● **BRIEF**:
Please print all of the material below, word for word.
— BEGIN —
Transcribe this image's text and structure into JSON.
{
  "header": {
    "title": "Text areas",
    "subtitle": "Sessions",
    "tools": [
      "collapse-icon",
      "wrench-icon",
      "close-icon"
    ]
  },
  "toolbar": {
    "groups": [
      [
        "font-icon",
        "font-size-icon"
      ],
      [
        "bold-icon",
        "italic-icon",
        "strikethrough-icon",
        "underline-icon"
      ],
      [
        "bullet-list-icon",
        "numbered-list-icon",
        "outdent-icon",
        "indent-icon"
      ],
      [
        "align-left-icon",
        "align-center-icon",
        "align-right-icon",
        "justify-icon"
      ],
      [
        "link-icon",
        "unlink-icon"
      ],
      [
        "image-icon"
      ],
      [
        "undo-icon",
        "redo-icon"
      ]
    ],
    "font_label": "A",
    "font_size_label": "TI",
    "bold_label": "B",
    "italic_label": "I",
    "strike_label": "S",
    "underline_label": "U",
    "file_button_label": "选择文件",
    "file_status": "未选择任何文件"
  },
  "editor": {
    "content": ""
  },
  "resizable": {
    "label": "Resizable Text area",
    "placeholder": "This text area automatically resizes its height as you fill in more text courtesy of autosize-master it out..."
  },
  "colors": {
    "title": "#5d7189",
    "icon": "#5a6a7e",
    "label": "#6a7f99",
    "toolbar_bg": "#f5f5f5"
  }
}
— END —
● **TASK OUTPUT**:
Transcribe this image's text and structure into JSON.
{
  "header": {
    "title": "Text areas",
    "subtitle": "Sessions",
    "tools": [
      "collapse-icon",
      "wrench-icon",
      "close-icon"
    ]
  },
  "toolbar": {
    "groups": [
      [
        "font-icon",
        "font-size-icon"
      ],
      [
        "bold-icon",
        "italic-icon",
        "strikethrough-icon",
        "underline-icon"
      ],
      [
        "bullet-list-icon",
        "numbered-list-icon",
        "outdent-icon",
        "indent-icon"
      ],
      [
        "align-left-icon",
        "align-center-icon",
        "align-right-icon",
        "justify-icon"
      ],
      [
        "link-icon",
        "unlink-icon"
      ],
      [
        "image-icon"
      ],
      [
        "undo-icon",
        "redo-icon"
      ]
    ],
    "font_label": "A",
    "font_size_label": "TI",
    "bold_label": "B",
    "italic_label": "I",
    "strike_label": "S",
    "underline_label": "U",
    "file_button_label": "选择文件",
    "file_status": "未选择任何文件"
  },
  "editor": {
    "content": ""
  },
  "resizable": {
    "label": "Resizable Text area",
    "placeholder": "This text area automatically resizes its height as you fill in more text courtesy of autosize-master it out..."
  },
  "colors": {
    "title": "#5d7189",
    "icon": "#5a6a7e",
    "label": "#6a7f99",
    "toolbar_bg": "#f5f5f5"
  }
}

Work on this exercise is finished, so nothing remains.